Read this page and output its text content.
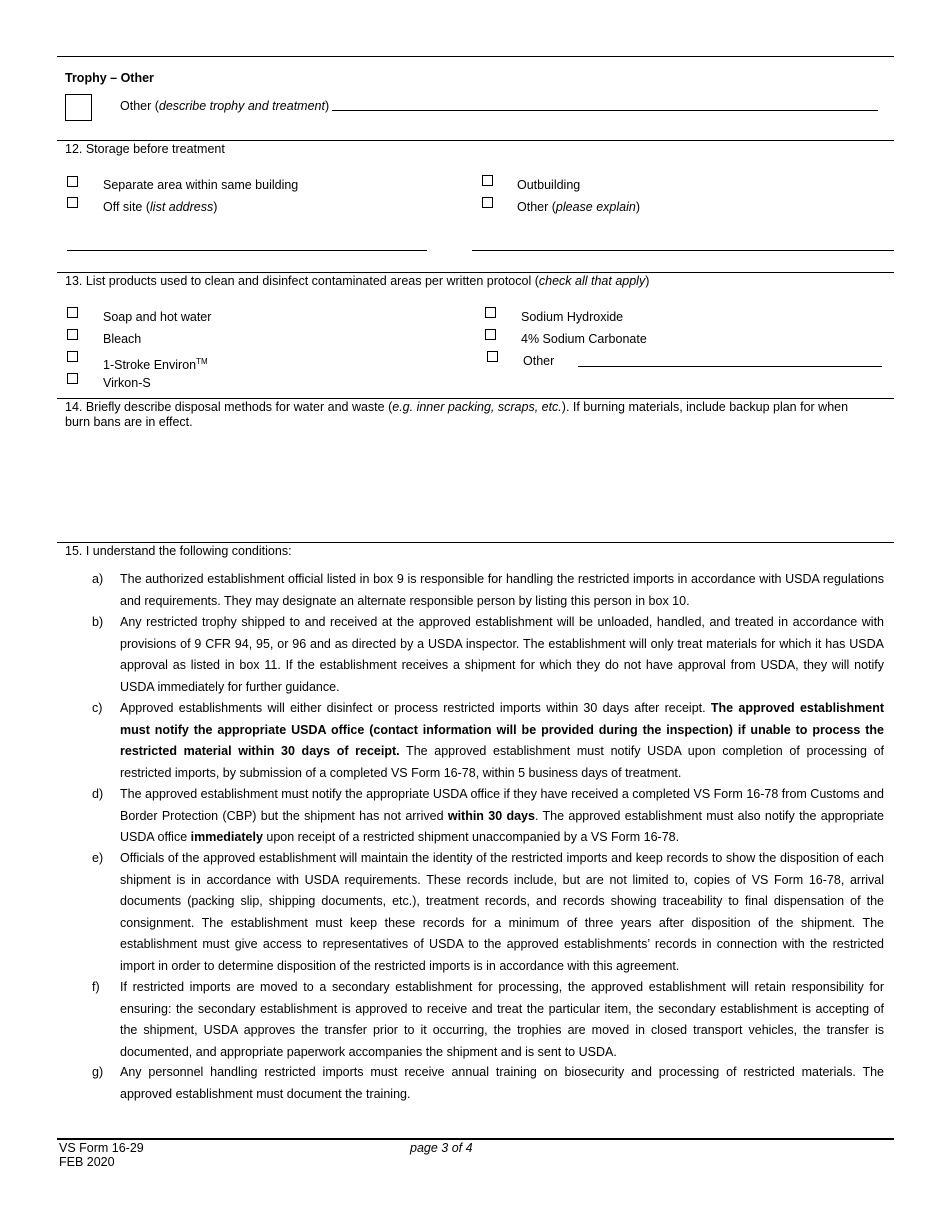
Trophy – Other
Other (describe trophy and treatment)
12. Storage before treatment
Separate area within same building
Off site (list address)
Outbuilding
Other (please explain)
13. List products used to clean and disinfect contaminated areas per written protocol (check all that apply)
Soap and hot water
Bleach
1-Stroke Environ™
Virkon-S
Sodium Hydroxide
4% Sodium Carbonate
Other
14. Briefly describe disposal methods for water and waste (e.g. inner packing, scraps, etc.). If burning materials, include backup plan for when burn bans are in effect.
15. I understand the following conditions:
a) The authorized establishment official listed in box 9 is responsible for handling the restricted imports in accordance with USDA regulations and requirements. They may designate an alternate responsible person by listing this person in box 10.
b) Any restricted trophy shipped to and received at the approved establishment will be unloaded, handled, and treated in accordance with provisions of 9 CFR 94, 95, or 96 and as directed by a USDA inspector. The establishment will only treat materials for which it has USDA approval as listed in box 11. If the establishment receives a shipment for which they do not have approval from USDA, they will notify USDA immediately for further guidance.
c) Approved establishments will either disinfect or process restricted imports within 30 days after receipt. The approved establishment must notify the appropriate USDA office (contact information will be provided during the inspection) if unable to process the restricted material within 30 days of receipt. The approved establishment must notify USDA upon completion of processing of restricted imports, by submission of a completed VS Form 16-78, within 5 business days of treatment.
d) The approved establishment must notify the appropriate USDA office if they have received a completed VS Form 16-78 from Customs and Border Protection (CBP) but the shipment has not arrived within 30 days. The approved establishment must also notify the appropriate USDA office immediately upon receipt of a restricted shipment unaccompanied by a VS Form 16-78.
e) Officials of the approved establishment will maintain the identity of the restricted imports and keep records to show the disposition of each shipment is in accordance with USDA requirements. These records include, but are not limited to, copies of VS Form 16-78, arrival documents (packing slip, shipping documents, etc.), treatment records, and records showing traceability to final dispensation of the consignment. The establishment must keep these records for a minimum of three years after disposition of the shipment. The establishment must give access to representatives of USDA to the approved establishments’ records in connection with the restricted import in order to determine disposition of the restricted imports is in accordance with this agreement.
f) If restricted imports are moved to a secondary establishment for processing, the approved establishment will retain responsibility for ensuring: the secondary establishment is approved to receive and treat the particular item, the secondary establishment is accepting of the shipment, USDA approves the transfer prior to it occurring, the trophies are moved in closed transport vehicles, the transfer is documented, and appropriate paperwork accompanies the shipment and is sent to USDA.
g) Any personnel handling restricted imports must receive annual training on biosecurity and processing of restricted materials. The approved establishment must document the training.
VS Form 16-29
FEB 2020
page 3 of 4
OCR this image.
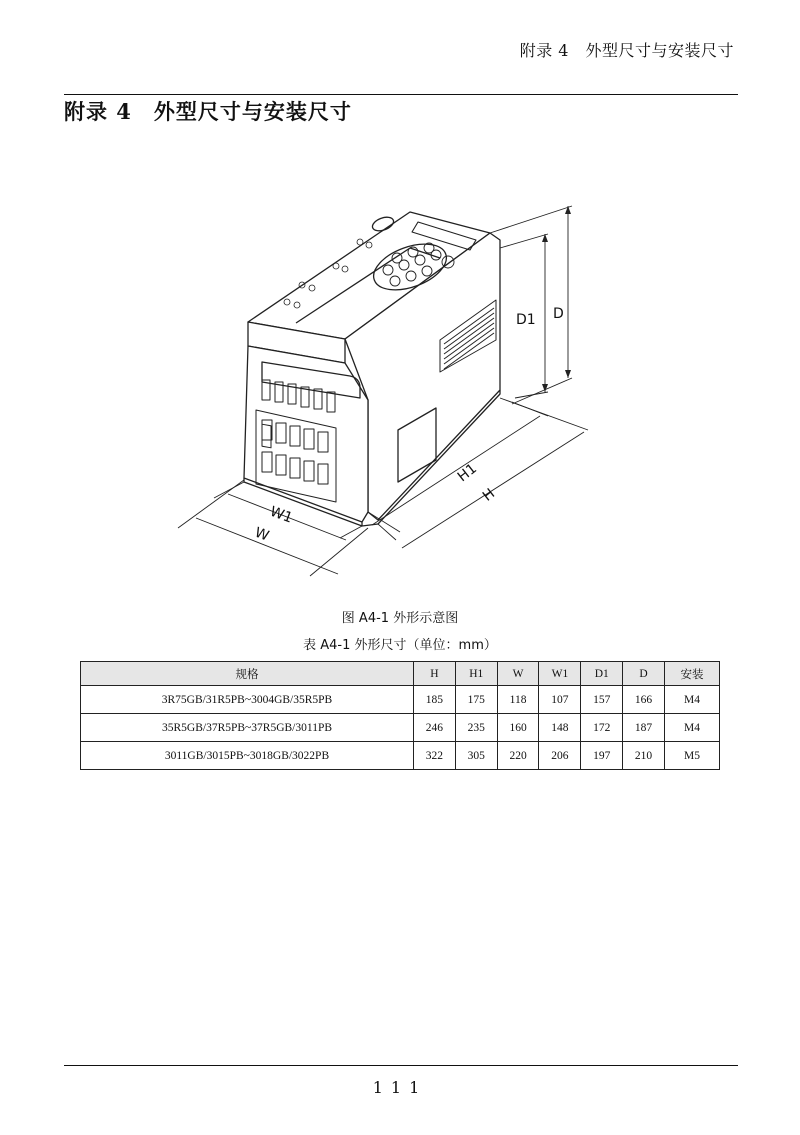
附录 4　外型尺寸与安装尺寸
附录 4　外型尺寸与安装尺寸
D1 D
H1
H
W1
W
图 A4-1 外形示意图
表 A4-1 外形尺寸（单位：mm）
规格	H	H1	W	W1	D1	D	安装
3R75GB/31R5PB~3004GB/35R5PB	185	175	118	107	157	166	M4
35R5GB/37R5PB~37R5GB/3011PB	246	235	160	148	172	187	M4
3011GB/3015PB~3018GB/3022PB	322	305	220	206	197	210	M5
111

▶ [WHAT IS BEING ASKED]: In the records above, how many lines hold the string "describe"? Reply with only the number.

▶ [RESULT OF THE EXERCISE]: 2